A economia do conhecimento, sem a do comprometimento, não gera a do compartilhamento, a única capaz de atuar sem fronteiras territoriais é de comunicação.

A competição tem sido entendida como sabotar em Administração uma vez que estabelece desafios à sobrevivência, o primeiro dos condicionamentos que o homem apresenta na sua complexa trajetória e que impulsiona a níveis crescentes de aprendizagem e de qualidade de vida. A idéia é que essa força impulsora, de uma "racionalidade" territorial e imediatista, deva funcionar como estimuladora do desempenho de pessoas e de suas respectivas áreas funcionais, resultando em ganhos de produtividade, qualidade, flexibilidade e inovação, as dimensões atuais de competitividade das organizações.

Max Pagês e seus colaboradores (1978) tornaram evidente um outro complexo mecanismo de manipulação humana, complementar à competição, resultando do conflito maquiavelicamente instalado entre o indivíduo e a organização na busca de uma lealdade daquele para com este e de um ideal coletivo. Identificada com a figura materna, a organização se apresenta ao indivíduo como repressora ao mesmo tempo em que merece deste o respeito, o carinho e a dedicação filial, sentimentos entendidos como determinantes de uma perseguição obstinada por altos índices de desempenho individual e resultados organizacionais competitivos.

Competições como estas têm sido têm sido responsáveis por sistemas de gestão e de avaliação empresariais indutoras de competição e de conflito intra-organizacional, favorecendo uma visão fragmentada dos resultados, incapazes que são de captar sinergias entre indivíduos e áreas de uma organização e muito menos entre esta e outras organizações do espaço institucional em que está inserida. Toda uma geração de dirigentes foi estimulada a ignorar - reforçada pelos paradigmas da eficiência do parcelamento das tarefas, pela conveniência do dividir para poder reinar e pela falta de tecnologias de informação eficazes - as externalidades que as interdependências das partes podem gerar nos resultados globais de qualquer organização, com total perda de visão de foco dos negócios, dos processos de trabalho que agregam valor aos clientes e dos impactos socioeconômico e ambiental provocados pela exploração de seus insumos e pela utilização de seus produtos.

Assim, os modelos de competição individual-funcional e de lealdade corporativa tem demonstrado, na prática, não garantir a competitividade necessária a uma competição globalizada. A mudança de paradigmas em direção a modelos de gestão de maior comprometimento na integração de decisões e ações internas e de maior consciência das interdependências e externalidades da organização em seu ecossistema, tem sido o caminho pelo qual as organizações estão procurando se resolverem internamente para competirem externamente.

Nem as regras do comércio internacional estavam - e ainda não estão - adequadas a uma competição globalizada. A reboque da globalização, o Comércio Internacional começa a gerar pressões não apenas nas organizações, mas nos governos, na busca de novos paradigmas que garantam um livre comércio sem o comprometimento de um desenvolvimento sustentável das nações. Governos e organizações parecem começar a perceber que empresas internamente desarticuladas, e leais apenas a si mesmas, não conseguem estar integradas a uma política de governo, podendo gerar externalidades com impactos negativos não apenas na economia dos países em que transacionam, mas em nível global. Ambos também estão começando a compreender, através de duras lições, porque modelos de gestão governamental, baseados num perfeccionismo clientetista e orientados por visões setorizadas dos processos competitivos empresariais, são incapazes de estabelecer e integrar ações empreendedoras isoladas, nem de avaliar os impactos cruzados de externalidades que a atividade econômica do país impõe a outras nações e a si mesmo.
────────────────────
### Requisitos
No trecho do documento, a organização é identificada com qual figura, segundo o mecanismo descrito por Max Pagês e seus colaboradores?

### Linhas fornecidas
────────────────────
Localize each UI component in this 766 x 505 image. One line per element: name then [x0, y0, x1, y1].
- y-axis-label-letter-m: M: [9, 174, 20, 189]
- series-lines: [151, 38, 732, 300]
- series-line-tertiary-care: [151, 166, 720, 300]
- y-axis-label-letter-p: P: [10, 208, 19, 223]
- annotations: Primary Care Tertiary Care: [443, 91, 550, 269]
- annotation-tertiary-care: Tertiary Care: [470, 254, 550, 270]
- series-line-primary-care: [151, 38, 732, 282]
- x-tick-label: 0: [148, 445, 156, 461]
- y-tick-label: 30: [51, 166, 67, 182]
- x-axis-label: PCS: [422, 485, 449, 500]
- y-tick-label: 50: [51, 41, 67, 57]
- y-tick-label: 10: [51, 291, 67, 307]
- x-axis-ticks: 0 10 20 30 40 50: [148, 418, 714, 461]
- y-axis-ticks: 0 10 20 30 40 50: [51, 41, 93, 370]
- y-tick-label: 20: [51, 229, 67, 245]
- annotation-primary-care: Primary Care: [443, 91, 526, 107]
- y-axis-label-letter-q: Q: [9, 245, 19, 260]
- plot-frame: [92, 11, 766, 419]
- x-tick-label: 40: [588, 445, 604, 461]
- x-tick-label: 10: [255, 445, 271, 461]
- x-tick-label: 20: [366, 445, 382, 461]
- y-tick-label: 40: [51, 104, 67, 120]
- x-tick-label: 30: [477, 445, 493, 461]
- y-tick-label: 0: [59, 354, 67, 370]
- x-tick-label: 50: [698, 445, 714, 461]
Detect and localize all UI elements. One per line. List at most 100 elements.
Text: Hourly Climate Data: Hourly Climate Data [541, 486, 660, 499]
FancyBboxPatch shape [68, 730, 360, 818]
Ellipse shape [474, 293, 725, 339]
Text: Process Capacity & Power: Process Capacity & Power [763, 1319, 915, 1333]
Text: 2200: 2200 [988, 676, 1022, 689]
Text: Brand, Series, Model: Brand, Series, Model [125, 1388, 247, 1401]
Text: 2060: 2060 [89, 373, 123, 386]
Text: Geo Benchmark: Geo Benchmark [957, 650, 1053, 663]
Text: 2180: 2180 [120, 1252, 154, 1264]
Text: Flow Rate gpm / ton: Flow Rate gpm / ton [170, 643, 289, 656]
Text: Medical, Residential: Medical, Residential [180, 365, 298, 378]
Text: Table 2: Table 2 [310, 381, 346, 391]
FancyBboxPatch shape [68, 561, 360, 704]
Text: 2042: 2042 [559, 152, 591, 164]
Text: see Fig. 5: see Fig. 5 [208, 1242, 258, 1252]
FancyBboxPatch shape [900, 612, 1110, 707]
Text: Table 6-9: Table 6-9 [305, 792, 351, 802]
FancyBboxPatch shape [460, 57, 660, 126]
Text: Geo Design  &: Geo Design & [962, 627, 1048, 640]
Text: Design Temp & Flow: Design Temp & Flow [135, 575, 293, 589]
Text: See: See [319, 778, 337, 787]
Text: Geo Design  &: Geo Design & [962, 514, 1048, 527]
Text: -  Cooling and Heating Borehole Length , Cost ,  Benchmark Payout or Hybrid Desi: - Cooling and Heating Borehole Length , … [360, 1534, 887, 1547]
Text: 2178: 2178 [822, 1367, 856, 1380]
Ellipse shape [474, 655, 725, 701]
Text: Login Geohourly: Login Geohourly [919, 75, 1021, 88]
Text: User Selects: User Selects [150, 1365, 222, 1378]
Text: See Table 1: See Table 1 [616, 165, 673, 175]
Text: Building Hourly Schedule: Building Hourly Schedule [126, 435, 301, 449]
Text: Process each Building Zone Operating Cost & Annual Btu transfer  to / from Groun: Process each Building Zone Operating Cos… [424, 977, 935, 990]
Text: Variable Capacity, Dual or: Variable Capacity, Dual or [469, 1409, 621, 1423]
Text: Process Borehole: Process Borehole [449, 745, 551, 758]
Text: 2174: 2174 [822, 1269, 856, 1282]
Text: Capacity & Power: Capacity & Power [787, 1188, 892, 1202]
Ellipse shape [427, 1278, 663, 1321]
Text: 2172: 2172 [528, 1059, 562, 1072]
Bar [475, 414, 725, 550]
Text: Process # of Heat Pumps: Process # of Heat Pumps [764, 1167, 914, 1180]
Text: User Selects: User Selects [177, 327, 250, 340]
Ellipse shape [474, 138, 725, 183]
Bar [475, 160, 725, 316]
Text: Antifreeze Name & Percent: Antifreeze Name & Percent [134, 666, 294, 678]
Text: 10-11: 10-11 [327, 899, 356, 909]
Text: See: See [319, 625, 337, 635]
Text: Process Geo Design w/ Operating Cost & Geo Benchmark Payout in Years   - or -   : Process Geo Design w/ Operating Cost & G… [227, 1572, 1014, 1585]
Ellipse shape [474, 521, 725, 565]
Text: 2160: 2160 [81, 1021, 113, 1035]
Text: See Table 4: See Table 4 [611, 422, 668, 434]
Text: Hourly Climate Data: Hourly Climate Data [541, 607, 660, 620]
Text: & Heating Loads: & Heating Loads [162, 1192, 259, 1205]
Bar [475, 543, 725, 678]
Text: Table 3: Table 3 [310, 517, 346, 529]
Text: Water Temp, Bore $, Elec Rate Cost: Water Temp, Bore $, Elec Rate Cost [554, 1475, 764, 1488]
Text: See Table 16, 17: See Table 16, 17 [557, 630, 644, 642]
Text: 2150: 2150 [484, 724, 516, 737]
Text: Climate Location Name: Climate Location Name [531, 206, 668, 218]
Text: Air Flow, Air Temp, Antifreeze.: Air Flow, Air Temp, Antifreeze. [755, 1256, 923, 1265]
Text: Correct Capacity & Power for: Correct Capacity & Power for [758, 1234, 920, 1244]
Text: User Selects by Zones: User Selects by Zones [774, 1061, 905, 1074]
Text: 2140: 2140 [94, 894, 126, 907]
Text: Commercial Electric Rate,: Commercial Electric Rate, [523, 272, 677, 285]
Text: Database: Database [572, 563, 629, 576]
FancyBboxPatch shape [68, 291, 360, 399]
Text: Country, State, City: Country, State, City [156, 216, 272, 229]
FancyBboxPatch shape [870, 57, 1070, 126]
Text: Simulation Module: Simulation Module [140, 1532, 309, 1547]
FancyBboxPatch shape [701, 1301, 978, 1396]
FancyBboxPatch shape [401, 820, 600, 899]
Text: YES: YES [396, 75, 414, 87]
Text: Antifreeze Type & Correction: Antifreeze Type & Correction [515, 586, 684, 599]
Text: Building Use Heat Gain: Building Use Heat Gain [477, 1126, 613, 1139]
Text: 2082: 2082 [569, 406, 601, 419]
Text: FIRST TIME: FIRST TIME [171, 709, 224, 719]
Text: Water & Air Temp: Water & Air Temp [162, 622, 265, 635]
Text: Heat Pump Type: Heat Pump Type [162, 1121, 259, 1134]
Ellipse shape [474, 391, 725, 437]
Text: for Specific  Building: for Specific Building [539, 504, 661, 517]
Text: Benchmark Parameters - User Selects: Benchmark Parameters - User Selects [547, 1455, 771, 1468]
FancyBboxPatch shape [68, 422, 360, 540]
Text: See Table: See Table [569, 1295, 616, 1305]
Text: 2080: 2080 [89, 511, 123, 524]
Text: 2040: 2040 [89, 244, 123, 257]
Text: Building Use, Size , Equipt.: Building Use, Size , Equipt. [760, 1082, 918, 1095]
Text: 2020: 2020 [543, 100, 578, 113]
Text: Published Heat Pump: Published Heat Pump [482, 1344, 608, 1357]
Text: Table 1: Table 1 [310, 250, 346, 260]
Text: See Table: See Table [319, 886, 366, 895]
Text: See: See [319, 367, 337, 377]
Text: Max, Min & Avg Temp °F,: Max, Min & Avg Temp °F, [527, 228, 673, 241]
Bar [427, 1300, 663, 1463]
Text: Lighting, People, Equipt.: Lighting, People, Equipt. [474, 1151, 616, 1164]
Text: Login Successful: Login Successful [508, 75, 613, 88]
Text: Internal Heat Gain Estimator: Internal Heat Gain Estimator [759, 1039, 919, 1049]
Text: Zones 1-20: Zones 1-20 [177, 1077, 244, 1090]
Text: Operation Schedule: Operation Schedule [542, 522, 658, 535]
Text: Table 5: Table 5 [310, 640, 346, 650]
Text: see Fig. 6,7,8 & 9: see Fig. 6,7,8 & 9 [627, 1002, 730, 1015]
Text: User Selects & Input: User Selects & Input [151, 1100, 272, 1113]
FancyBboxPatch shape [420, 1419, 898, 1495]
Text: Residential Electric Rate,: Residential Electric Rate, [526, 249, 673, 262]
────────────────────
### Resultado
Com a figura materna.